INPUT RECORDS:
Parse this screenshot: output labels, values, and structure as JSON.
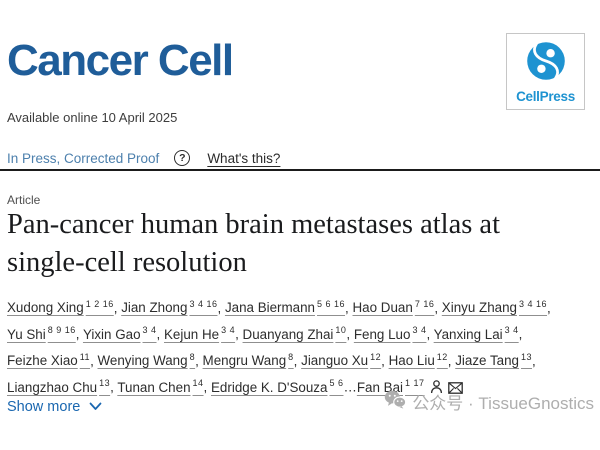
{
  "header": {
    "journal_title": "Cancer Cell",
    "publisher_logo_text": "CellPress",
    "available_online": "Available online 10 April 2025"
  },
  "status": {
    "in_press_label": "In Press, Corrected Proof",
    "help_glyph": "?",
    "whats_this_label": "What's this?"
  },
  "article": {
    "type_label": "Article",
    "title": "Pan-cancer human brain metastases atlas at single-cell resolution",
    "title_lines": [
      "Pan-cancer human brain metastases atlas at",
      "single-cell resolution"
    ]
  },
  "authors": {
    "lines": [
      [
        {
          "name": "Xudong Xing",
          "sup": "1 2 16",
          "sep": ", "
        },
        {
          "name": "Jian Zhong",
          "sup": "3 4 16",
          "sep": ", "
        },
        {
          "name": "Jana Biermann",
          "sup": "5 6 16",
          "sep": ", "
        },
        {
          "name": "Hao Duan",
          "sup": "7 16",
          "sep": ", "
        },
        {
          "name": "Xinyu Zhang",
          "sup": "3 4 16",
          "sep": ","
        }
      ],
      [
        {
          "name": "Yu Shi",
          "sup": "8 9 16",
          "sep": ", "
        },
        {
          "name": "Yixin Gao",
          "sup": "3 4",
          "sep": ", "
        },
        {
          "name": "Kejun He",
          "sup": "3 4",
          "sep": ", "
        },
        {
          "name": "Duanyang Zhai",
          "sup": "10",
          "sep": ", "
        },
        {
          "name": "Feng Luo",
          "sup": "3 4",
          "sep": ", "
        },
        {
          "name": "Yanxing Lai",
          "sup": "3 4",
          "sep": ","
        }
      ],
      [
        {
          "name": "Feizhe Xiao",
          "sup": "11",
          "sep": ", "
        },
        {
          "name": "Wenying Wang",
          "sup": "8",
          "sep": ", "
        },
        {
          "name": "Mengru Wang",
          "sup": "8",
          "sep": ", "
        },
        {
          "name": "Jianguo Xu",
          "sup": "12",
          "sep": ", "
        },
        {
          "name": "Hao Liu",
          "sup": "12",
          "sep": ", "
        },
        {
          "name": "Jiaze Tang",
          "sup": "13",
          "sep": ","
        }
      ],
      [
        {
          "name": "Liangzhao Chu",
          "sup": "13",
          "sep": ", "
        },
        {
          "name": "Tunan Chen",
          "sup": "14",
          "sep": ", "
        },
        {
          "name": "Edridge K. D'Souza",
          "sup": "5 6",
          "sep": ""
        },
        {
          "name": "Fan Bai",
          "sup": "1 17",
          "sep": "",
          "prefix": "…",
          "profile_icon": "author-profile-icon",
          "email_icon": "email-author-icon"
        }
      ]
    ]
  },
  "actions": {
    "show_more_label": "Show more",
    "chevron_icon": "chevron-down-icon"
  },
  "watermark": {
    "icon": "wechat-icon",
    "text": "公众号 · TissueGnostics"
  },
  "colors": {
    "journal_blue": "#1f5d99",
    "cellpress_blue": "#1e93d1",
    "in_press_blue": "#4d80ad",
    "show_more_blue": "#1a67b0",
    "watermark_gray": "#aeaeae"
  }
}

---

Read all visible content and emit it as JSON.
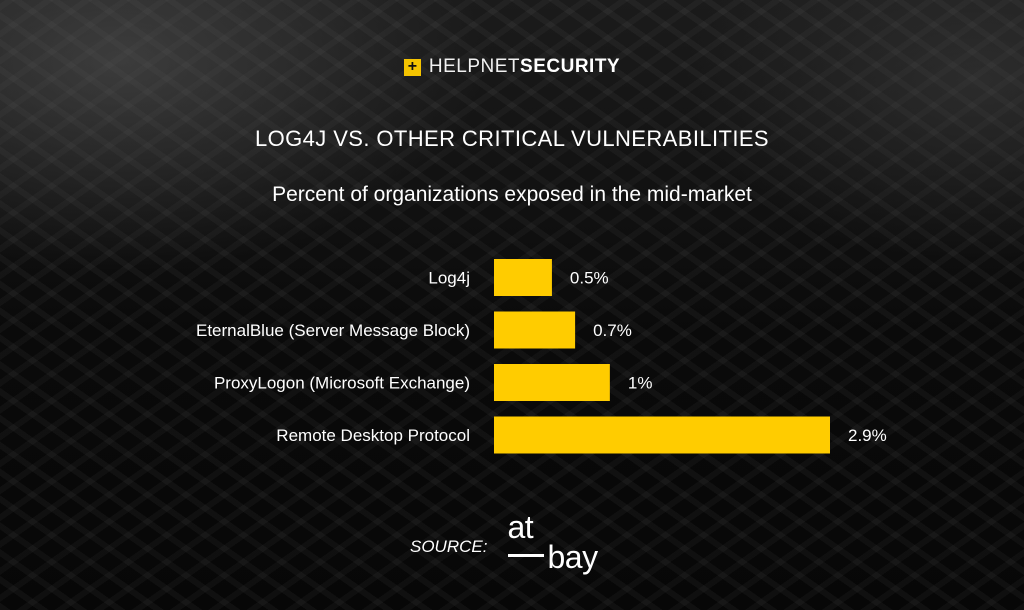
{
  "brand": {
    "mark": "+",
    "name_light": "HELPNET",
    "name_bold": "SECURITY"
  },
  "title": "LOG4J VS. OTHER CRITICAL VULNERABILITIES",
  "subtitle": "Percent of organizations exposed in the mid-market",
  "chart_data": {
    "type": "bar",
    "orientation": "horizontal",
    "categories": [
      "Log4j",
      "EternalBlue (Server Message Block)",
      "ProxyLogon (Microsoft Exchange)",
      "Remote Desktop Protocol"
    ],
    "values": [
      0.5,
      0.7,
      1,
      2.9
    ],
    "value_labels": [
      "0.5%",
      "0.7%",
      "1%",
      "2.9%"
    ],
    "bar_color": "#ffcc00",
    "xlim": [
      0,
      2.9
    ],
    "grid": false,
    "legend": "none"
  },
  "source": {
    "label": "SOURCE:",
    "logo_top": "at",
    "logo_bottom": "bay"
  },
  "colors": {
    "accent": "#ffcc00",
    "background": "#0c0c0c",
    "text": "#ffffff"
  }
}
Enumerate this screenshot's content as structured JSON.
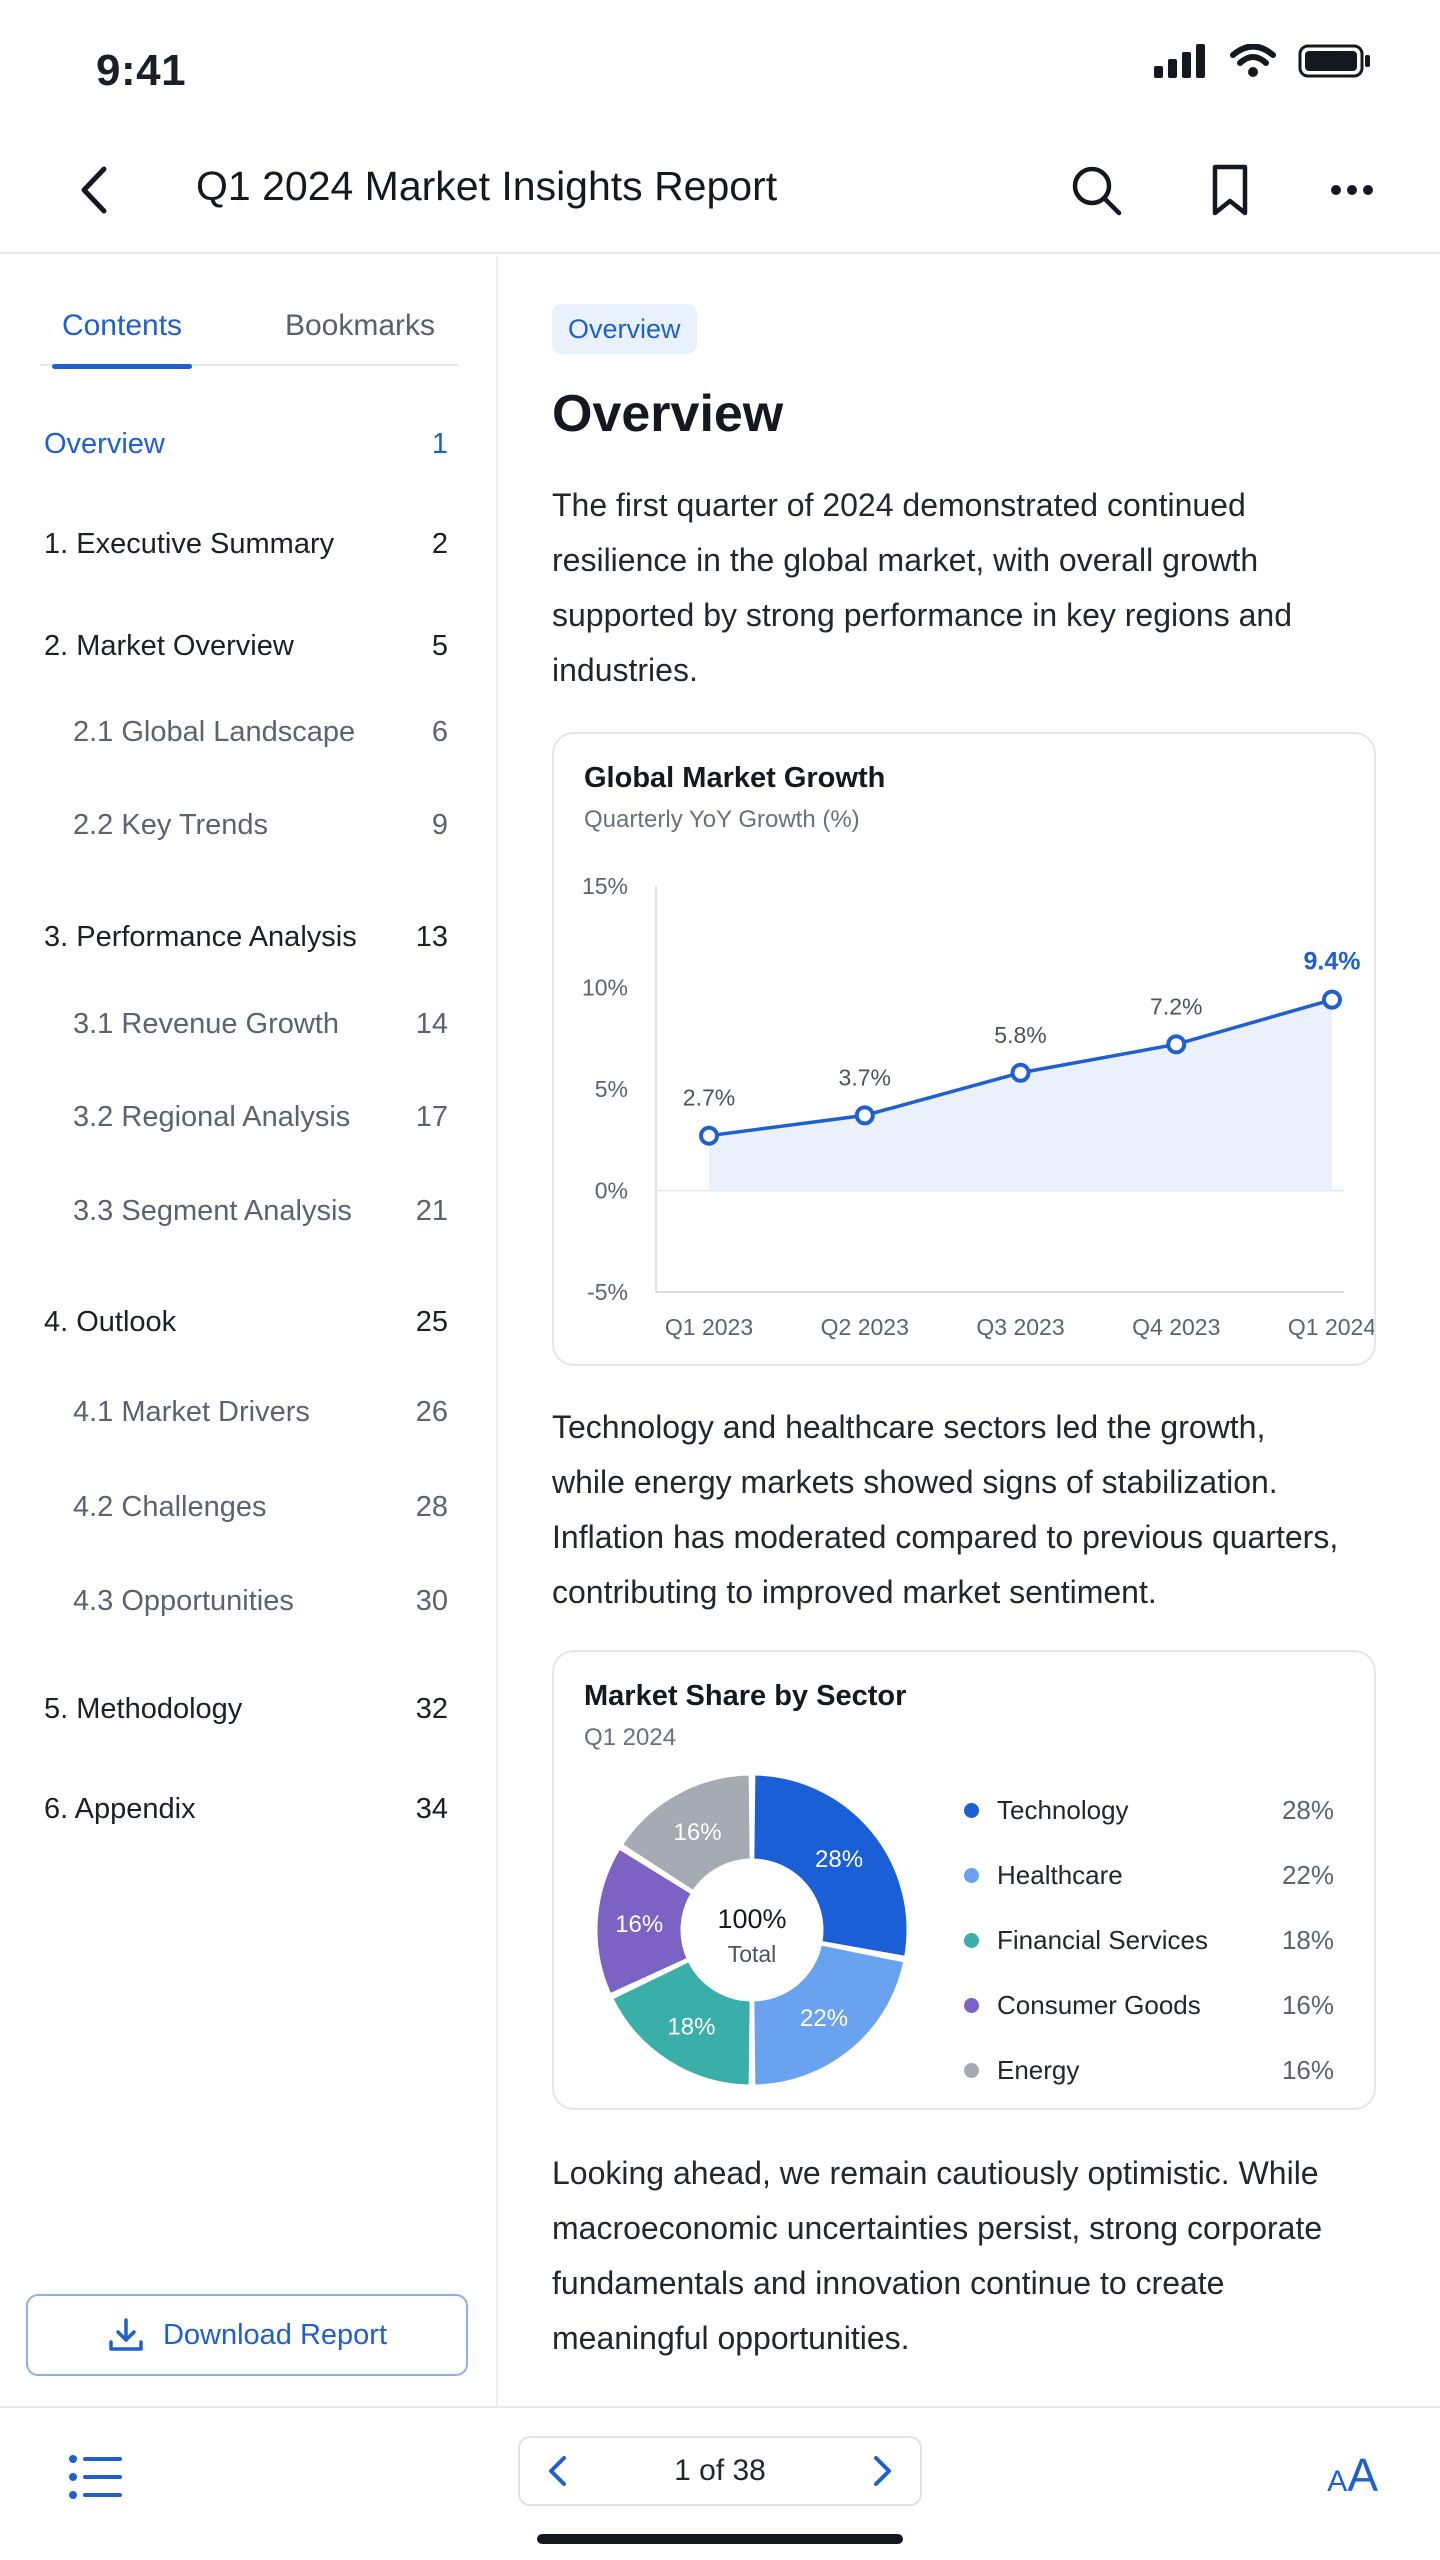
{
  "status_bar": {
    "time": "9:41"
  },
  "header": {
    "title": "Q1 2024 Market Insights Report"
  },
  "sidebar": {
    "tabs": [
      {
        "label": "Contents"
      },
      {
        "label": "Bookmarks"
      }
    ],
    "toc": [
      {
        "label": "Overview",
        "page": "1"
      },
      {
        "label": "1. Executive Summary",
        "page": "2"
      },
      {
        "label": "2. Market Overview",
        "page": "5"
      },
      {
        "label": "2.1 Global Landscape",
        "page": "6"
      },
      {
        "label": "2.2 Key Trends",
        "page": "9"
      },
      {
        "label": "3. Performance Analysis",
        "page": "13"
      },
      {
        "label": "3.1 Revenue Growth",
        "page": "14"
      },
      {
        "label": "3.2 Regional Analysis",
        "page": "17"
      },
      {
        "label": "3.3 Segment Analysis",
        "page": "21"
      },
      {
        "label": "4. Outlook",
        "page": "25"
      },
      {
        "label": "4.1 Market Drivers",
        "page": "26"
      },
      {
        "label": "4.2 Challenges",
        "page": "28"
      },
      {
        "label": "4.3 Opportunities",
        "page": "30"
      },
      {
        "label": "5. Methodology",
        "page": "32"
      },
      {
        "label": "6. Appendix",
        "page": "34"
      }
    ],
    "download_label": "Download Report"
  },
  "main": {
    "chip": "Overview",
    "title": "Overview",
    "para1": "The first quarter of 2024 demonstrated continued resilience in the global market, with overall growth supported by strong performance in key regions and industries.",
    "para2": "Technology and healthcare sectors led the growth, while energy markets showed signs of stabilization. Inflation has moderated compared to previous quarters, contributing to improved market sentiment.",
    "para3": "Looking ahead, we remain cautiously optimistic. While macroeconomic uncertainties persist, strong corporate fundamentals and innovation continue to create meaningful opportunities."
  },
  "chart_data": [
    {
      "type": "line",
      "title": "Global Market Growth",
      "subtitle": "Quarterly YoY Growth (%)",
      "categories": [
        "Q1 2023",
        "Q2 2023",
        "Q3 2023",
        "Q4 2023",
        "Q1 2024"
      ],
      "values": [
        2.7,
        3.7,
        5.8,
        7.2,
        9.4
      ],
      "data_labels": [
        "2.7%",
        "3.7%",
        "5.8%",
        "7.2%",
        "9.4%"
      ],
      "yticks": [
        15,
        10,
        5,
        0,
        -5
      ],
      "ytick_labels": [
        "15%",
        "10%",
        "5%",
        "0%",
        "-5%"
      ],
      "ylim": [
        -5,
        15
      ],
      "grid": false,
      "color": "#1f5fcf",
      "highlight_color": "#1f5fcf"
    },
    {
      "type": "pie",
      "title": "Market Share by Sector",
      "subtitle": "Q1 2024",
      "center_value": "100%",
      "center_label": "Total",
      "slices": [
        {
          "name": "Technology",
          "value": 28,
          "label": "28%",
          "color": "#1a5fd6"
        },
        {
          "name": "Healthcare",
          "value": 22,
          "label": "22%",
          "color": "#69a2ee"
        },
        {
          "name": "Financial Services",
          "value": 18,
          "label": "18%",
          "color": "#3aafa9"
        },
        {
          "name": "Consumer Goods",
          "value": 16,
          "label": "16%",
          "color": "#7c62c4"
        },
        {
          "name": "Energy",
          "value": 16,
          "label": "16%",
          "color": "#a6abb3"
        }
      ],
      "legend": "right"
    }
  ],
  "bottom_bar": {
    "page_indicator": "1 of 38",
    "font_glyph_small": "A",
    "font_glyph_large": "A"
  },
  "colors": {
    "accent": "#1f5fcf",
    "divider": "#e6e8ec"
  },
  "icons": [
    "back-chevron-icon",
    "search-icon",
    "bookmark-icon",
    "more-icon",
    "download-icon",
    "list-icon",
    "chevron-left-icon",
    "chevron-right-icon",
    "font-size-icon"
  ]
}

SHORT PROBLEM: Search the data for the word "screenshot" and copy each line where it appears.

TASK ANSWER:
Parse this screenshot: output labels, values, and structure as JSON.
Enumerate this screenshot's content as structured JSON.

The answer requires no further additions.